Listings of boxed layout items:
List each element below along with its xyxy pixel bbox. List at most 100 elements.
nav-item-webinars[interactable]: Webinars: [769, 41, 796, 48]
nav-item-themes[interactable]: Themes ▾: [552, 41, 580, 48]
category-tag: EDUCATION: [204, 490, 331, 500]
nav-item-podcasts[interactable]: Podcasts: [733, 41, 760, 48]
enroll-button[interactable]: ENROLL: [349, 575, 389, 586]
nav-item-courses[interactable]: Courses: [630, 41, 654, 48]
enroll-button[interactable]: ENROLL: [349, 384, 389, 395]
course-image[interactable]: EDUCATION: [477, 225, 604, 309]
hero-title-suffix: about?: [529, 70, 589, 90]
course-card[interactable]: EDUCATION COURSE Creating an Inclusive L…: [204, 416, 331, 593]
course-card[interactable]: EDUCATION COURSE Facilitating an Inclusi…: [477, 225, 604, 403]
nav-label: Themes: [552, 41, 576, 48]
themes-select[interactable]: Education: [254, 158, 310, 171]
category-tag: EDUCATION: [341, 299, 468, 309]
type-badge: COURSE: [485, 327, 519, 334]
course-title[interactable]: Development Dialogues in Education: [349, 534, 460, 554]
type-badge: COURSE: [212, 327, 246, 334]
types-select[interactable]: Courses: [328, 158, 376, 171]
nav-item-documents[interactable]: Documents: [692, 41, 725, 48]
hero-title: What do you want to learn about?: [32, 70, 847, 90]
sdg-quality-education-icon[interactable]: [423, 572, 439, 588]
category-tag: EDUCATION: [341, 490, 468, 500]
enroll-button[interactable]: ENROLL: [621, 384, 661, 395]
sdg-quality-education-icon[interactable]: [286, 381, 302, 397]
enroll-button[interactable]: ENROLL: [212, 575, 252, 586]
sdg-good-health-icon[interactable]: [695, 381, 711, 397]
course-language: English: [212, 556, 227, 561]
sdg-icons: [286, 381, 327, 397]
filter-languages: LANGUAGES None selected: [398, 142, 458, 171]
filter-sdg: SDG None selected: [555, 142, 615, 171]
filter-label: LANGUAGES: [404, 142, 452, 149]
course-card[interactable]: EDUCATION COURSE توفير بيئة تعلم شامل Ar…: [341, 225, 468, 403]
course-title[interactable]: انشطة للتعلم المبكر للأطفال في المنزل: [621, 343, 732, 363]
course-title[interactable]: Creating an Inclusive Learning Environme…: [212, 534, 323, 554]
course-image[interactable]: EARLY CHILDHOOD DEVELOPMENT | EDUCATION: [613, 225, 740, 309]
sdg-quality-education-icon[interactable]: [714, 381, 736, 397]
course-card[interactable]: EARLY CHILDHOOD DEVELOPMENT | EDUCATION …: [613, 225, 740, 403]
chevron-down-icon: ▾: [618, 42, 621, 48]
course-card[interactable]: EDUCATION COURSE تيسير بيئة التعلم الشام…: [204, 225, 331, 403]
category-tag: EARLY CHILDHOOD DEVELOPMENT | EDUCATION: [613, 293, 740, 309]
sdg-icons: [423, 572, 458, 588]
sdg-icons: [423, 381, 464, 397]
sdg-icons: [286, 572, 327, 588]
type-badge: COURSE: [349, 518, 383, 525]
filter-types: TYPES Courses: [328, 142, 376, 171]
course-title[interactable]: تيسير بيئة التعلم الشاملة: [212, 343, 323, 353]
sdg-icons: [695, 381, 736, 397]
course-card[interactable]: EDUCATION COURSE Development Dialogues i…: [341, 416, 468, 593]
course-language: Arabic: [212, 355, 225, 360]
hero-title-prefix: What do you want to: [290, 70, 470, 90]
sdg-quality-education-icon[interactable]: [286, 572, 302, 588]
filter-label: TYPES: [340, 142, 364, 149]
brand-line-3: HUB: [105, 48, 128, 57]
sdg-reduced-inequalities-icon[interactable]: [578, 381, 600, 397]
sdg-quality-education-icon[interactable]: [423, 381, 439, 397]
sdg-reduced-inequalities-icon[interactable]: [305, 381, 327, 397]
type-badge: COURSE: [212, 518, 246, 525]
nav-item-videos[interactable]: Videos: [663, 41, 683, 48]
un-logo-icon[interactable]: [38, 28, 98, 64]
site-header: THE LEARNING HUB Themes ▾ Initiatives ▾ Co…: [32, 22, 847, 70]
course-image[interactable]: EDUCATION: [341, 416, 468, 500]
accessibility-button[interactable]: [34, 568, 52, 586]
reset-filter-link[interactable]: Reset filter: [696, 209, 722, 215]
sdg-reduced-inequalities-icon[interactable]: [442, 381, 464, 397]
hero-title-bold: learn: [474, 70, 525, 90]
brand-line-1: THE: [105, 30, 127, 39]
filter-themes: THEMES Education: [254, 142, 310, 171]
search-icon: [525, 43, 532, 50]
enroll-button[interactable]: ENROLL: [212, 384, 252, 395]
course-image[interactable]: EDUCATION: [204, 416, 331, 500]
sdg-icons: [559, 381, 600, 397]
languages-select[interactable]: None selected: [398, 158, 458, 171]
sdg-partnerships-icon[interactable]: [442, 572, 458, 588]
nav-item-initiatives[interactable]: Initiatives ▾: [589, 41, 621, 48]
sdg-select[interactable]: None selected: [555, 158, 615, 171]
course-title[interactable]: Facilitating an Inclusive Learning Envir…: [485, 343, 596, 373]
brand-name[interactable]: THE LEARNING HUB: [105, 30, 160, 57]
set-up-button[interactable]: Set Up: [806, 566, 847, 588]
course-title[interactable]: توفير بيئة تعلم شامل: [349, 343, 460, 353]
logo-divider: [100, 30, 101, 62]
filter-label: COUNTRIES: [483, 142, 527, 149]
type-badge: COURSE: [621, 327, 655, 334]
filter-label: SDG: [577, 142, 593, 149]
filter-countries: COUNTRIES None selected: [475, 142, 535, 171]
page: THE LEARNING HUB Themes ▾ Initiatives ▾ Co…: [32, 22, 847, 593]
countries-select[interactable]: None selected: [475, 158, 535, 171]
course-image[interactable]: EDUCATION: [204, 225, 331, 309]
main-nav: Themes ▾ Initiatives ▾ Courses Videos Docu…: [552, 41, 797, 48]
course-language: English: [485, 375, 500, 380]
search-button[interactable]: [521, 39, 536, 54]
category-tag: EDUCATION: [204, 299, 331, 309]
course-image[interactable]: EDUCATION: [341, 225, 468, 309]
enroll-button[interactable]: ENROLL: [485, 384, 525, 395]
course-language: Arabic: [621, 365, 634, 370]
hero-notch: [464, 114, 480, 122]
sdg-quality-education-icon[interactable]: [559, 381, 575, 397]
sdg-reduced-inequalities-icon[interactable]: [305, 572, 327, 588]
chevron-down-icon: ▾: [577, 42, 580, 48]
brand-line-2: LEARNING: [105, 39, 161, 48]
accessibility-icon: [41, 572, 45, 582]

__Goal__:
Print every line of these items again with no changes.

__Full answer__:
List each element below along with its xyxy pixel bbox. List at most 100 elements.
nav-item-webinars[interactable]: Webinars: [769, 41, 796, 48]
nav-item-themes[interactable]: Themes ▾: [552, 41, 580, 48]
category-tag: EDUCATION: [204, 490, 331, 500]
nav-item-podcasts[interactable]: Podcasts: [733, 41, 760, 48]
enroll-button[interactable]: ENROLL: [349, 575, 389, 586]
nav-item-courses[interactable]: Courses: [630, 41, 654, 48]
enroll-button[interactable]: ENROLL: [349, 384, 389, 395]
course-image[interactable]: EDUCATION: [477, 225, 604, 309]
hero-title-suffix: about?: [529, 70, 589, 90]
course-card[interactable]: EDUCATION COURSE Creating an Inclusive L…: [204, 416, 331, 593]
course-card[interactable]: EDUCATION COURSE Facilitating an Inclusi…: [477, 225, 604, 403]
nav-label: Themes: [552, 41, 576, 48]
themes-select[interactable]: Education: [254, 158, 310, 171]
category-tag: EDUCATION: [341, 299, 468, 309]
type-badge: COURSE: [485, 327, 519, 334]
course-title[interactable]: Development Dialogues in Education: [349, 534, 460, 554]
type-badge: COURSE: [212, 327, 246, 334]
types-select[interactable]: Courses: [328, 158, 376, 171]
nav-item-documents[interactable]: Documents: [692, 41, 725, 48]
hero-title: What do you want to learn about?: [32, 70, 847, 90]
sdg-quality-education-icon[interactable]: [423, 572, 439, 588]
category-tag: EDUCATION: [341, 490, 468, 500]
enroll-button[interactable]: ENROLL: [621, 384, 661, 395]
sdg-quality-education-icon[interactable]: [286, 381, 302, 397]
enroll-button[interactable]: ENROLL: [212, 575, 252, 586]
sdg-good-health-icon[interactable]: [695, 381, 711, 397]
course-language: English: [212, 556, 227, 561]
sdg-icons: [286, 381, 327, 397]
filter-languages: LANGUAGES None selected: [398, 142, 458, 171]
filter-sdg: SDG None selected: [555, 142, 615, 171]
filter-label: LANGUAGES: [404, 142, 452, 149]
course-card[interactable]: EDUCATION COURSE توفير بيئة تعلم شامل Ar…: [341, 225, 468, 403]
course-title[interactable]: انشطة للتعلم المبكر للأطفال في المنزل: [621, 343, 732, 363]
course-title[interactable]: Creating an Inclusive Learning Environme…: [212, 534, 323, 554]
course-image[interactable]: EARLY CHILDHOOD DEVELOPMENT | EDUCATION: [613, 225, 740, 309]
sdg-quality-education-icon[interactable]: [714, 381, 736, 397]
course-card[interactable]: EARLY CHILDHOOD DEVELOPMENT | EDUCATION …: [613, 225, 740, 403]
chevron-down-icon: ▾: [618, 42, 621, 48]
course-card[interactable]: EDUCATION COURSE تيسير بيئة التعلم الشام…: [204, 225, 331, 403]
category-tag: EARLY CHILDHOOD DEVELOPMENT | EDUCATION: [613, 293, 740, 309]
sdg-icons: [423, 572, 458, 588]
sdg-icons: [423, 381, 464, 397]
sdg-icons: [286, 572, 327, 588]
type-badge: COURSE: [349, 518, 383, 525]
filter-types: TYPES Courses: [328, 142, 376, 171]
course-title[interactable]: تيسير بيئة التعلم الشاملة: [212, 343, 323, 353]
sdg-icons: [695, 381, 736, 397]
course-card[interactable]: EDUCATION COURSE Development Dialogues i…: [341, 416, 468, 593]
course-language: Arabic: [212, 355, 225, 360]
hero-title-prefix: What do you want to: [290, 70, 470, 90]
sdg-quality-education-icon[interactable]: [286, 572, 302, 588]
filter-label: TYPES: [340, 142, 364, 149]
brand-line-3: HUB: [105, 48, 128, 57]
sdg-reduced-inequalities-icon[interactable]: [578, 381, 600, 397]
sdg-quality-education-icon[interactable]: [423, 381, 439, 397]
sdg-reduced-inequalities-icon[interactable]: [305, 381, 327, 397]
type-badge: COURSE: [212, 518, 246, 525]
nav-item-videos[interactable]: Videos: [663, 41, 683, 48]
un-logo-icon[interactable]: [38, 28, 98, 64]
site-header: THE LEARNING HUB Themes ▾ Initiatives ▾ Co…: [32, 22, 847, 70]
course-image[interactable]: EDUCATION: [341, 416, 468, 500]
accessibility-button[interactable]: [34, 568, 52, 586]
reset-filter-link[interactable]: Reset filter: [696, 209, 722, 215]
sdg-reduced-inequalities-icon[interactable]: [442, 381, 464, 397]
hero-title-bold: learn: [474, 70, 525, 90]
brand-line-1: THE: [105, 30, 127, 39]
filter-themes: THEMES Education: [254, 142, 310, 171]
search-icon: [525, 43, 532, 50]
enroll-button[interactable]: ENROLL: [212, 384, 252, 395]
course-image[interactable]: EDUCATION: [204, 416, 331, 500]
sdg-icons: [559, 381, 600, 397]
languages-select[interactable]: None selected: [398, 158, 458, 171]
sdg-partnerships-icon[interactable]: [442, 572, 458, 588]
nav-item-initiatives[interactable]: Initiatives ▾: [589, 41, 621, 48]
sdg-select[interactable]: None selected: [555, 158, 615, 171]
course-title[interactable]: Facilitating an Inclusive Learning Envir…: [485, 343, 596, 373]
brand-name[interactable]: THE LEARNING HUB: [105, 30, 160, 57]
set-up-button[interactable]: Set Up: [806, 566, 847, 588]
course-title[interactable]: توفير بيئة تعلم شامل: [349, 343, 460, 353]
logo-divider: [100, 30, 101, 62]
filter-label: COUNTRIES: [483, 142, 527, 149]
type-badge: COURSE: [621, 327, 655, 334]
filter-label: SDG: [577, 142, 593, 149]
filter-countries: COUNTRIES None selected: [475, 142, 535, 171]
page: THE LEARNING HUB Themes ▾ Initiatives ▾ Co…: [32, 22, 847, 593]
countries-select[interactable]: None selected: [475, 158, 535, 171]
course-image[interactable]: EDUCATION: [204, 225, 331, 309]
main-nav: Themes ▾ Initiatives ▾ Courses Videos Docu…: [552, 41, 797, 48]
course-language: English: [485, 375, 500, 380]
search-button[interactable]: [521, 39, 536, 54]
category-tag: EDUCATION: [204, 299, 331, 309]
course-image[interactable]: EDUCATION: [341, 225, 468, 309]
enroll-button[interactable]: ENROLL: [485, 384, 525, 395]
course-language: Arabic: [621, 365, 634, 370]
hero-notch: [464, 114, 480, 122]
sdg-quality-education-icon[interactable]: [559, 381, 575, 397]
sdg-reduced-inequalities-icon[interactable]: [305, 572, 327, 588]
chevron-down-icon: ▾: [577, 42, 580, 48]
brand-line-2: LEARNING: [105, 39, 161, 48]
accessibility-icon: [41, 572, 45, 582]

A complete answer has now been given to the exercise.